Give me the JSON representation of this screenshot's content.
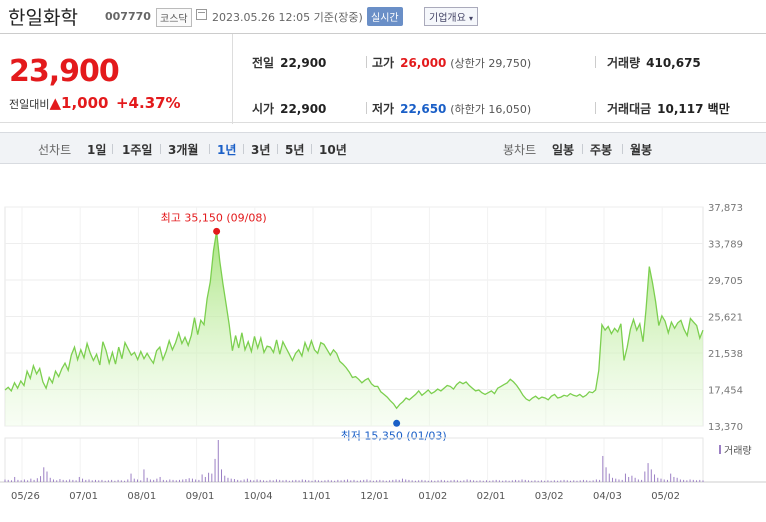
{
  "header": {
    "name": "한일화학",
    "code": "007770",
    "market": "코스닥",
    "time": "2023.05.26 12:05 기준(장중)",
    "realtime": "실시간",
    "overview": "기업개요"
  },
  "summary": {
    "price": "23,900",
    "change_label": "전일대비",
    "change_value": "1,000",
    "change_pct": "+4.37%",
    "prev_label": "전일",
    "prev": "22,900",
    "high_label": "고가",
    "high": "26,000",
    "upper_limit": "(상한가 29,750)",
    "volume_label": "거래량",
    "volume": "410,675",
    "open_label": "시가",
    "open": "22,900",
    "low_label": "저가",
    "low": "22,650",
    "lower_limit": "(하한가 16,050)",
    "amount_label": "거래대금",
    "amount": "10,117 백만"
  },
  "tabs": {
    "line_label": "선차트",
    "periods": [
      "1일",
      "1주일",
      "3개월",
      "1년",
      "3년",
      "5년",
      "10년"
    ],
    "active": "1년",
    "candle_label": "봉차트",
    "candles": [
      "일봉",
      "주봉",
      "월봉"
    ]
  },
  "chart_data": {
    "type": "area",
    "x_ticks": [
      "05/26",
      "07/01",
      "08/01",
      "09/01",
      "10/04",
      "11/01",
      "12/01",
      "01/02",
      "02/01",
      "03/02",
      "04/03",
      "05/02"
    ],
    "y_ticks": [
      37873,
      33789,
      29705,
      25621,
      21538,
      17454,
      13370
    ],
    "ylim": [
      13370,
      37873
    ],
    "y_tick_labels": [
      "37,873",
      "33,789",
      "29,705",
      "25,621",
      "21,538",
      "17,454",
      "13,370"
    ],
    "values": [
      17400,
      17700,
      17300,
      18200,
      17600,
      18400,
      17900,
      19500,
      18700,
      20100,
      19200,
      19800,
      18300,
      17600,
      18800,
      18200,
      19500,
      18900,
      19800,
      20400,
      19600,
      21300,
      22200,
      20800,
      21900,
      21000,
      22600,
      21500,
      20700,
      21400,
      20200,
      22800,
      21800,
      20400,
      21600,
      20300,
      22200,
      20900,
      22700,
      22000,
      21300,
      21600,
      20800,
      21700,
      20900,
      21500,
      20900,
      20400,
      21800,
      22200,
      20800,
      21700,
      22900,
      21900,
      22700,
      23800,
      22600,
      23300,
      22400,
      23500,
      25500,
      23600,
      25200,
      24700,
      27600,
      29500,
      33000,
      35150,
      31800,
      29300,
      27000,
      24700,
      21800,
      23500,
      22100,
      23800,
      21900,
      22800,
      21700,
      23400,
      22100,
      23200,
      21600,
      22300,
      22200,
      21600,
      23000,
      21400,
      22800,
      22100,
      21400,
      20700,
      21500,
      21900,
      21200,
      22700,
      21800,
      22900,
      21900,
      21500,
      22700,
      22500,
      21900,
      21300,
      21900,
      21500,
      20600,
      20300,
      19900,
      19400,
      18800,
      18900,
      18600,
      18200,
      18500,
      18700,
      18100,
      17800,
      17800,
      17200,
      16900,
      16600,
      16200,
      15850,
      15350,
      15800,
      16100,
      16500,
      16300,
      16600,
      16900,
      17300,
      16800,
      17100,
      17400,
      17000,
      17200,
      17500,
      17300,
      17600,
      17900,
      17800,
      17500,
      18000,
      18300,
      18100,
      18300,
      17900,
      17600,
      17300,
      17400,
      17100,
      16900,
      17100,
      17300,
      17000,
      17600,
      17800,
      18000,
      18200,
      18600,
      18300,
      17900,
      17400,
      16800,
      16400,
      16200,
      16500,
      16700,
      16400,
      16600,
      16500,
      16300,
      16700,
      16900,
      16500,
      16600,
      16800,
      16700,
      17000,
      16800,
      16700,
      16900,
      16600,
      16800,
      17200,
      17100,
      17400,
      19600,
      24700,
      24100,
      24500,
      23700,
      24300,
      23900,
      24800,
      20700,
      22200,
      24200,
      25300,
      24100,
      24800,
      22800,
      26500,
      31200,
      29400,
      27300,
      24600,
      25700,
      25100,
      23800,
      25000,
      24300,
      24900,
      25200,
      24200,
      23500,
      25400,
      25000,
      24600,
      23200,
      24100
    ],
    "volume_heights": [
      0.06,
      0.05,
      0.04,
      0.12,
      0.05,
      0.04,
      0.06,
      0.04,
      0.08,
      0.05,
      0.09,
      0.14,
      0.35,
      0.25,
      0.1,
      0.06,
      0.04,
      0.07,
      0.05,
      0.04,
      0.06,
      0.05,
      0.04,
      0.12,
      0.08,
      0.05,
      0.06,
      0.04,
      0.05,
      0.04,
      0.05,
      0.03,
      0.04,
      0.05,
      0.03,
      0.05,
      0.04,
      0.03,
      0.06,
      0.2,
      0.08,
      0.06,
      0.04,
      0.3,
      0.1,
      0.06,
      0.05,
      0.08,
      0.12,
      0.05,
      0.04,
      0.06,
      0.05,
      0.04,
      0.05,
      0.06,
      0.07,
      0.09,
      0.08,
      0.06,
      0.05,
      0.18,
      0.12,
      0.22,
      0.2,
      0.55,
      1.0,
      0.3,
      0.15,
      0.1,
      0.08,
      0.07,
      0.05,
      0.04,
      0.06,
      0.08,
      0.05,
      0.04,
      0.06,
      0.05,
      0.04,
      0.03,
      0.05,
      0.04,
      0.06,
      0.05,
      0.04,
      0.05,
      0.03,
      0.04,
      0.05,
      0.04,
      0.06,
      0.05,
      0.04,
      0.03,
      0.05,
      0.04,
      0.03,
      0.04,
      0.05,
      0.04,
      0.03,
      0.05,
      0.04,
      0.05,
      0.06,
      0.04,
      0.05,
      0.03,
      0.04,
      0.05,
      0.06,
      0.04,
      0.03,
      0.04,
      0.05,
      0.04,
      0.03,
      0.04,
      0.05,
      0.06,
      0.05,
      0.08,
      0.06,
      0.05,
      0.04,
      0.03,
      0.04,
      0.05,
      0.04,
      0.03,
      0.04,
      0.03,
      0.04,
      0.05,
      0.04,
      0.03,
      0.04,
      0.05,
      0.04,
      0.03,
      0.04,
      0.06,
      0.05,
      0.04,
      0.03,
      0.04,
      0.03,
      0.04,
      0.03,
      0.04,
      0.05,
      0.04,
      0.03,
      0.04,
      0.03,
      0.04,
      0.05,
      0.04,
      0.06,
      0.05,
      0.04,
      0.03,
      0.04,
      0.03,
      0.04,
      0.03,
      0.04,
      0.03,
      0.04,
      0.03,
      0.04,
      0.05,
      0.04,
      0.03,
      0.04,
      0.03,
      0.04,
      0.05,
      0.04,
      0.03,
      0.04,
      0.06,
      0.05,
      0.62,
      0.35,
      0.2,
      0.1,
      0.08,
      0.06,
      0.05,
      0.2,
      0.12,
      0.15,
      0.1,
      0.06,
      0.05,
      0.25,
      0.45,
      0.3,
      0.18,
      0.1,
      0.08,
      0.06,
      0.05,
      0.2,
      0.12,
      0.1,
      0.06,
      0.05,
      0.04,
      0.06,
      0.05,
      0.04,
      0.05,
      0.04
    ],
    "high_note": "최고 35,150 (09/08)",
    "low_note": "최저 15,350 (01/03)",
    "volume_legend": "거래량"
  },
  "colors": {
    "up": "#e31a1c",
    "down": "#1a5fc7",
    "line": "#7ccf4f",
    "volume": "#9b7fc4"
  }
}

★ ★ ★ ★

- _Task brief_
Exclude the images and reproduce the remaining data exactly.

- _Result of the exercise_
Give me the JSON representation of this screenshot's content.
{
  "header": {
    "name": "한일화학",
    "code": "007770",
    "market": "코스닥",
    "time": "2023.05.26 12:05 기준(장중)",
    "realtime": "실시간",
    "overview": "기업개요"
  },
  "summary": {
    "price": "23,900",
    "change_label": "전일대비",
    "change_value": "1,000",
    "change_pct": "+4.37%",
    "prev_label": "전일",
    "prev": "22,900",
    "high_label": "고가",
    "high": "26,000",
    "upper_limit": "(상한가 29,750)",
    "volume_label": "거래량",
    "volume": "410,675",
    "open_label": "시가",
    "open": "22,900",
    "low_label": "저가",
    "low": "22,650",
    "lower_limit": "(하한가 16,050)",
    "amount_label": "거래대금",
    "amount": "10,117 백만"
  },
  "tabs": {
    "line_label": "선차트",
    "periods": [
      "1일",
      "1주일",
      "3개월",
      "1년",
      "3년",
      "5년",
      "10년"
    ],
    "active": "1년",
    "candle_label": "봉차트",
    "candles": [
      "일봉",
      "주봉",
      "월봉"
    ]
  },
  "chart_data": {
    "type": "area",
    "x_ticks": [
      "05/26",
      "07/01",
      "08/01",
      "09/01",
      "10/04",
      "11/01",
      "12/01",
      "01/02",
      "02/01",
      "03/02",
      "04/03",
      "05/02"
    ],
    "y_ticks": [
      37873,
      33789,
      29705,
      25621,
      21538,
      17454,
      13370
    ],
    "ylim": [
      13370,
      37873
    ],
    "y_tick_labels": [
      "37,873",
      "33,789",
      "29,705",
      "25,621",
      "21,538",
      "17,454",
      "13,370"
    ],
    "values": [
      17400,
      17700,
      17300,
      18200,
      17600,
      18400,
      17900,
      19500,
      18700,
      20100,
      19200,
      19800,
      18300,
      17600,
      18800,
      18200,
      19500,
      18900,
      19800,
      20400,
      19600,
      21300,
      22200,
      20800,
      21900,
      21000,
      22600,
      21500,
      20700,
      21400,
      20200,
      22800,
      21800,
      20400,
      21600,
      20300,
      22200,
      20900,
      22700,
      22000,
      21300,
      21600,
      20800,
      21700,
      20900,
      21500,
      20900,
      20400,
      21800,
      22200,
      20800,
      21700,
      22900,
      21900,
      22700,
      23800,
      22600,
      23300,
      22400,
      23500,
      25500,
      23600,
      25200,
      24700,
      27600,
      29500,
      33000,
      35150,
      31800,
      29300,
      27000,
      24700,
      21800,
      23500,
      22100,
      23800,
      21900,
      22800,
      21700,
      23400,
      22100,
      23200,
      21600,
      22300,
      22200,
      21600,
      23000,
      21400,
      22800,
      22100,
      21400,
      20700,
      21500,
      21900,
      21200,
      22700,
      21800,
      22900,
      21900,
      21500,
      22700,
      22500,
      21900,
      21300,
      21900,
      21500,
      20600,
      20300,
      19900,
      19400,
      18800,
      18900,
      18600,
      18200,
      18500,
      18700,
      18100,
      17800,
      17800,
      17200,
      16900,
      16600,
      16200,
      15850,
      15350,
      15800,
      16100,
      16500,
      16300,
      16600,
      16900,
      17300,
      16800,
      17100,
      17400,
      17000,
      17200,
      17500,
      17300,
      17600,
      17900,
      17800,
      17500,
      18000,
      18300,
      18100,
      18300,
      17900,
      17600,
      17300,
      17400,
      17100,
      16900,
      17100,
      17300,
      17000,
      17600,
      17800,
      18000,
      18200,
      18600,
      18300,
      17900,
      17400,
      16800,
      16400,
      16200,
      16500,
      16700,
      16400,
      16600,
      16500,
      16300,
      16700,
      16900,
      16500,
      16600,
      16800,
      16700,
      17000,
      16800,
      16700,
      16900,
      16600,
      16800,
      17200,
      17100,
      17400,
      19600,
      24700,
      24100,
      24500,
      23700,
      24300,
      23900,
      24800,
      20700,
      22200,
      24200,
      25300,
      24100,
      24800,
      22800,
      26500,
      31200,
      29400,
      27300,
      24600,
      25700,
      25100,
      23800,
      25000,
      24300,
      24900,
      25200,
      24200,
      23500,
      25400,
      25000,
      24600,
      23200,
      24100
    ],
    "volume_heights": [
      0.06,
      0.05,
      0.04,
      0.12,
      0.05,
      0.04,
      0.06,
      0.04,
      0.08,
      0.05,
      0.09,
      0.14,
      0.35,
      0.25,
      0.1,
      0.06,
      0.04,
      0.07,
      0.05,
      0.04,
      0.06,
      0.05,
      0.04,
      0.12,
      0.08,
      0.05,
      0.06,
      0.04,
      0.05,
      0.04,
      0.05,
      0.03,
      0.04,
      0.05,
      0.03,
      0.05,
      0.04,
      0.03,
      0.06,
      0.2,
      0.08,
      0.06,
      0.04,
      0.3,
      0.1,
      0.06,
      0.05,
      0.08,
      0.12,
      0.05,
      0.04,
      0.06,
      0.05,
      0.04,
      0.05,
      0.06,
      0.07,
      0.09,
      0.08,
      0.06,
      0.05,
      0.18,
      0.12,
      0.22,
      0.2,
      0.55,
      1.0,
      0.3,
      0.15,
      0.1,
      0.08,
      0.07,
      0.05,
      0.04,
      0.06,
      0.08,
      0.05,
      0.04,
      0.06,
      0.05,
      0.04,
      0.03,
      0.05,
      0.04,
      0.06,
      0.05,
      0.04,
      0.05,
      0.03,
      0.04,
      0.05,
      0.04,
      0.06,
      0.05,
      0.04,
      0.03,
      0.05,
      0.04,
      0.03,
      0.04,
      0.05,
      0.04,
      0.03,
      0.05,
      0.04,
      0.05,
      0.06,
      0.04,
      0.05,
      0.03,
      0.04,
      0.05,
      0.06,
      0.04,
      0.03,
      0.04,
      0.05,
      0.04,
      0.03,
      0.04,
      0.05,
      0.06,
      0.05,
      0.08,
      0.06,
      0.05,
      0.04,
      0.03,
      0.04,
      0.05,
      0.04,
      0.03,
      0.04,
      0.03,
      0.04,
      0.05,
      0.04,
      0.03,
      0.04,
      0.05,
      0.04,
      0.03,
      0.04,
      0.06,
      0.05,
      0.04,
      0.03,
      0.04,
      0.03,
      0.04,
      0.03,
      0.04,
      0.05,
      0.04,
      0.03,
      0.04,
      0.03,
      0.04,
      0.05,
      0.04,
      0.06,
      0.05,
      0.04,
      0.03,
      0.04,
      0.03,
      0.04,
      0.03,
      0.04,
      0.03,
      0.04,
      0.03,
      0.04,
      0.05,
      0.04,
      0.03,
      0.04,
      0.03,
      0.04,
      0.05,
      0.04,
      0.03,
      0.04,
      0.06,
      0.05,
      0.62,
      0.35,
      0.2,
      0.1,
      0.08,
      0.06,
      0.05,
      0.2,
      0.12,
      0.15,
      0.1,
      0.06,
      0.05,
      0.25,
      0.45,
      0.3,
      0.18,
      0.1,
      0.08,
      0.06,
      0.05,
      0.2,
      0.12,
      0.1,
      0.06,
      0.05,
      0.04,
      0.06,
      0.05,
      0.04,
      0.05,
      0.04
    ],
    "high_note": "최고 35,150 (09/08)",
    "low_note": "최저 15,350 (01/03)",
    "volume_legend": "거래량"
  },
  "colors": {
    "up": "#e31a1c",
    "down": "#1a5fc7",
    "line": "#7ccf4f",
    "volume": "#9b7fc4"
  }
}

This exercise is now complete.